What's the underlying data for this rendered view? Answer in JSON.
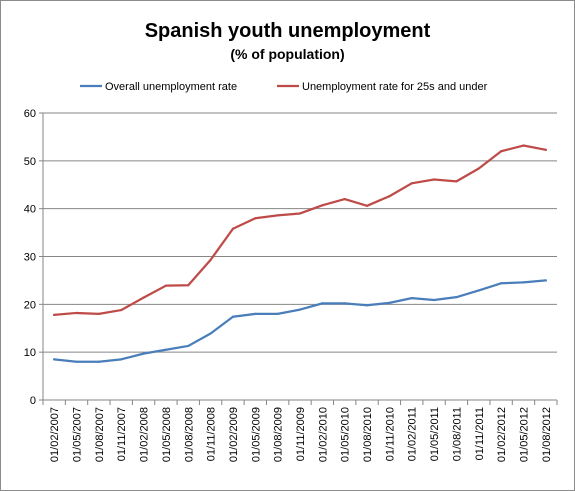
{
  "chart_data": {
    "type": "line",
    "title": "Spanish youth unemployment",
    "subtitle": "(% of population)",
    "xlabel": "",
    "ylabel": "",
    "ylim": [
      0,
      60
    ],
    "yticks": [
      "0",
      "10",
      "20",
      "30",
      "40",
      "50",
      "60"
    ],
    "grid": true,
    "legend_position": "top",
    "categories": [
      "01/02/2007",
      "01/05/2007",
      "01/08/2007",
      "01/11/2007",
      "01/02/2008",
      "01/05/2008",
      "01/08/2008",
      "01/11/2008",
      "01/02/2009",
      "01/05/2009",
      "01/08/2009",
      "01/11/2009",
      "01/02/2010",
      "01/05/2010",
      "01/08/2010",
      "01/11/2010",
      "01/02/2011",
      "01/05/2011",
      "01/08/2011",
      "01/11/2011",
      "01/02/2012",
      "01/05/2012",
      "01/08/2012"
    ],
    "series": [
      {
        "name": "Overall unemployment rate",
        "color": "#4a7ebb",
        "values": [
          8.5,
          8.0,
          8.0,
          8.5,
          9.7,
          10.5,
          11.3,
          13.9,
          17.4,
          18.0,
          18.0,
          18.9,
          20.2,
          20.2,
          19.8,
          20.3,
          21.3,
          20.9,
          21.5,
          22.9,
          24.4,
          24.6,
          25.0
        ]
      },
      {
        "name": "Unemployment rate for 25s and under",
        "color": "#be4b48",
        "values": [
          17.8,
          18.2,
          18.0,
          18.8,
          21.4,
          23.9,
          24.0,
          29.3,
          35.8,
          38.0,
          38.6,
          39.0,
          40.7,
          42.0,
          40.6,
          42.6,
          45.3,
          46.1,
          45.7,
          48.4,
          52.0,
          53.2,
          52.3
        ]
      }
    ]
  }
}
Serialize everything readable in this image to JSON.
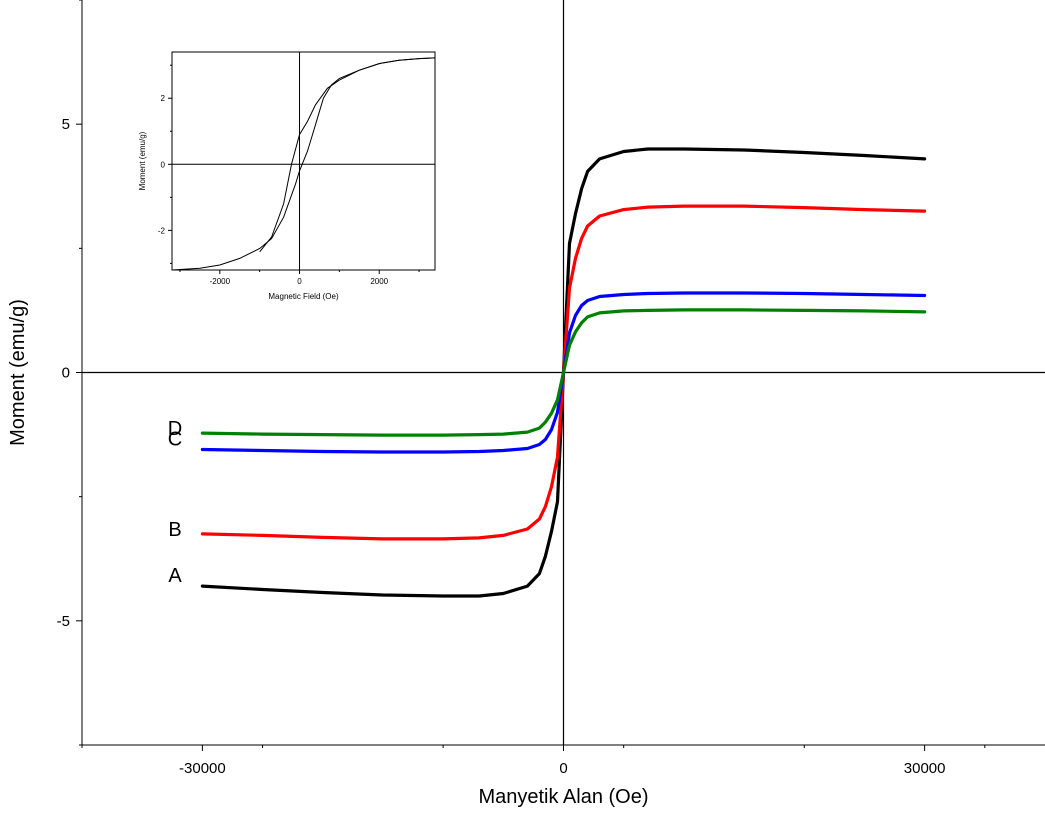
{
  "chart_data": [
    {
      "type": "line",
      "title": "",
      "xlabel": "Manyetik Alan (Oe)",
      "ylabel": "Moment (emu/g)",
      "xlim": [
        -40000,
        40000
      ],
      "ylim": [
        -7.5,
        7.5
      ],
      "xticks": [
        -30000,
        0,
        30000
      ],
      "xtick_labels": [
        "-30000",
        "0",
        "30000"
      ],
      "yticks": [
        -5,
        0,
        5
      ],
      "ytick_labels": [
        "-5",
        "0",
        "5"
      ],
      "grid": false,
      "legend": "none",
      "series": [
        {
          "name": "A",
          "color": "#000000",
          "x": [
            -30000,
            -25000,
            -20000,
            -15000,
            -10000,
            -7000,
            -5000,
            -3000,
            -2000,
            -1500,
            -1000,
            -500,
            0,
            500,
            1000,
            1500,
            2000,
            3000,
            5000,
            7000,
            10000,
            15000,
            20000,
            25000,
            30000
          ],
          "y": [
            -4.3,
            -4.37,
            -4.43,
            -4.48,
            -4.5,
            -4.5,
            -4.45,
            -4.3,
            -4.05,
            -3.7,
            -3.2,
            -2.6,
            0.0,
            2.6,
            3.2,
            3.7,
            4.05,
            4.3,
            4.45,
            4.5,
            4.5,
            4.48,
            4.43,
            4.37,
            4.3
          ]
        },
        {
          "name": "B",
          "color": "#ff0000",
          "x": [
            -30000,
            -25000,
            -20000,
            -15000,
            -10000,
            -7000,
            -5000,
            -3000,
            -2000,
            -1500,
            -1000,
            -500,
            0,
            500,
            1000,
            1500,
            2000,
            3000,
            5000,
            7000,
            10000,
            15000,
            20000,
            25000,
            30000
          ],
          "y": [
            -3.25,
            -3.28,
            -3.32,
            -3.35,
            -3.35,
            -3.33,
            -3.28,
            -3.15,
            -2.95,
            -2.7,
            -2.3,
            -1.7,
            0.0,
            1.7,
            2.3,
            2.7,
            2.95,
            3.15,
            3.28,
            3.33,
            3.35,
            3.35,
            3.32,
            3.28,
            3.25
          ]
        },
        {
          "name": "C",
          "color": "#0000ff",
          "x": [
            -30000,
            -25000,
            -20000,
            -15000,
            -10000,
            -7000,
            -5000,
            -3000,
            -2000,
            -1500,
            -1000,
            -500,
            0,
            500,
            1000,
            1500,
            2000,
            3000,
            5000,
            7000,
            10000,
            15000,
            20000,
            25000,
            30000
          ],
          "y": [
            -1.55,
            -1.57,
            -1.59,
            -1.6,
            -1.6,
            -1.59,
            -1.57,
            -1.53,
            -1.45,
            -1.35,
            -1.15,
            -0.8,
            0.0,
            0.8,
            1.15,
            1.35,
            1.45,
            1.53,
            1.57,
            1.59,
            1.6,
            1.6,
            1.59,
            1.57,
            1.55
          ]
        },
        {
          "name": "D",
          "color": "#008000",
          "x": [
            -30000,
            -25000,
            -20000,
            -15000,
            -10000,
            -7000,
            -5000,
            -3000,
            -2000,
            -1500,
            -1000,
            -500,
            0,
            500,
            1000,
            1500,
            2000,
            3000,
            5000,
            7000,
            10000,
            15000,
            20000,
            25000,
            30000
          ],
          "y": [
            -1.22,
            -1.24,
            -1.25,
            -1.26,
            -1.26,
            -1.25,
            -1.24,
            -1.2,
            -1.12,
            -1.0,
            -0.82,
            -0.55,
            0.0,
            0.55,
            0.82,
            1.0,
            1.12,
            1.2,
            1.24,
            1.25,
            1.26,
            1.26,
            1.25,
            1.24,
            1.22
          ]
        }
      ]
    },
    {
      "type": "line",
      "title": "",
      "xlabel": "Magnetic Field (Oe)",
      "ylabel": "Moment (emu/g)",
      "xlim": [
        -3200,
        3400
      ],
      "ylim": [
        -3.2,
        3.4
      ],
      "xticks": [
        -2000,
        0,
        2000
      ],
      "xtick_labels": [
        "-2000",
        "0",
        "2000"
      ],
      "yticks": [
        -2,
        0,
        2
      ],
      "ytick_labels": [
        "-2",
        "0",
        "2"
      ],
      "grid": false,
      "legend": "none",
      "series": [
        {
          "name": "",
          "color": "#000000",
          "x": [
            -3200,
            -2500,
            -2000,
            -1500,
            -1000,
            -700,
            -400,
            -100,
            0,
            200,
            400,
            600,
            800,
            1000,
            1500,
            2000,
            2500,
            3000,
            3400
          ],
          "y": [
            -3.2,
            -3.15,
            -3.05,
            -2.85,
            -2.55,
            -2.25,
            -1.6,
            -0.6,
            -0.2,
            0.4,
            1.2,
            2.0,
            2.4,
            2.6,
            2.85,
            3.05,
            3.15,
            3.2,
            3.22
          ]
        },
        {
          "name": "",
          "color": "#000000",
          "x": [
            3400,
            3000,
            2500,
            2000,
            1500,
            1000,
            700,
            400,
            200,
            0,
            -200,
            -400,
            -700,
            -1000
          ],
          "y": [
            3.22,
            3.2,
            3.15,
            3.05,
            2.85,
            2.55,
            2.3,
            1.8,
            1.3,
            0.9,
            0.0,
            -1.2,
            -2.2,
            -2.65
          ]
        }
      ]
    }
  ]
}
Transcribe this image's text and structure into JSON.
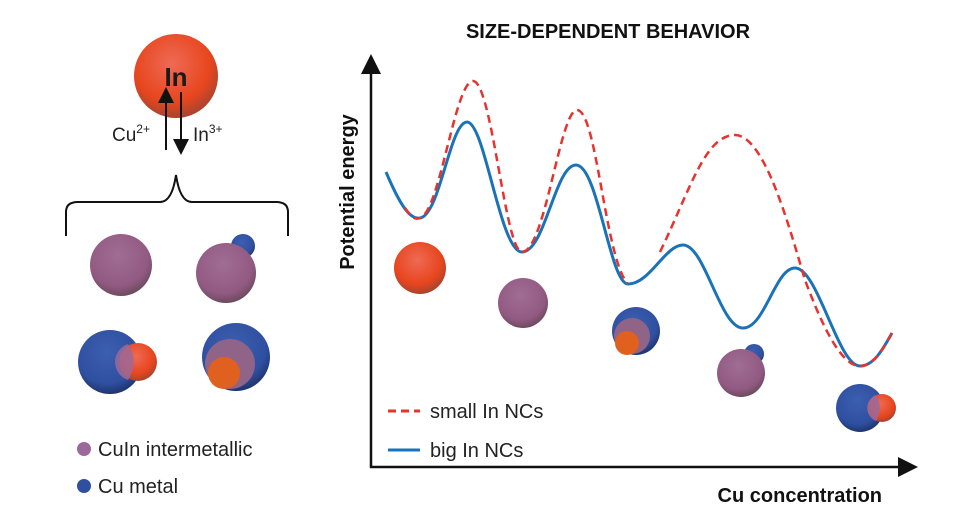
{
  "title": "SIZE-DEPENDENT BEHAVIOR",
  "top_particle_label": "In",
  "arrow_up_label": "Cu",
  "arrow_up_sup": "2+",
  "arrow_down_label": "In",
  "arrow_down_sup": "3+",
  "legend_left": [
    {
      "label": "CuIn intermetallic",
      "color": "#9b6a9a"
    },
    {
      "label": "Cu metal",
      "color": "#2f4fa0"
    }
  ],
  "chart": {
    "ylabel": "Potential energy",
    "xlabel": "Cu concentration",
    "legend": [
      {
        "label": "small In NCs",
        "color": "#e8322e",
        "style": "dashed"
      },
      {
        "label": "big In NCs",
        "color": "#1a73b8",
        "style": "solid"
      }
    ]
  },
  "colors": {
    "indium": "#e8502a",
    "cuin": "#9b6a9a",
    "cu": "#2f4fa0"
  }
}
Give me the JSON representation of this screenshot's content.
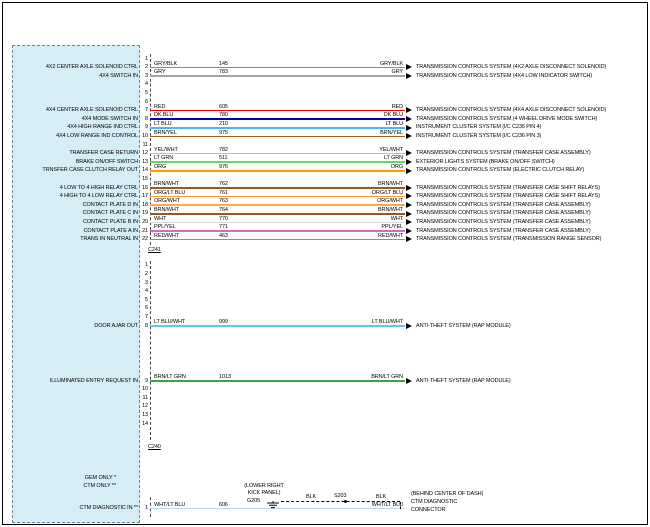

Brief —
In the records above, find each line that holds the word "image"; copy all such lines.

Result of this exercise —
Serialize everything readable in this image to JSON.
Transcribe this image's text and structure into JSON.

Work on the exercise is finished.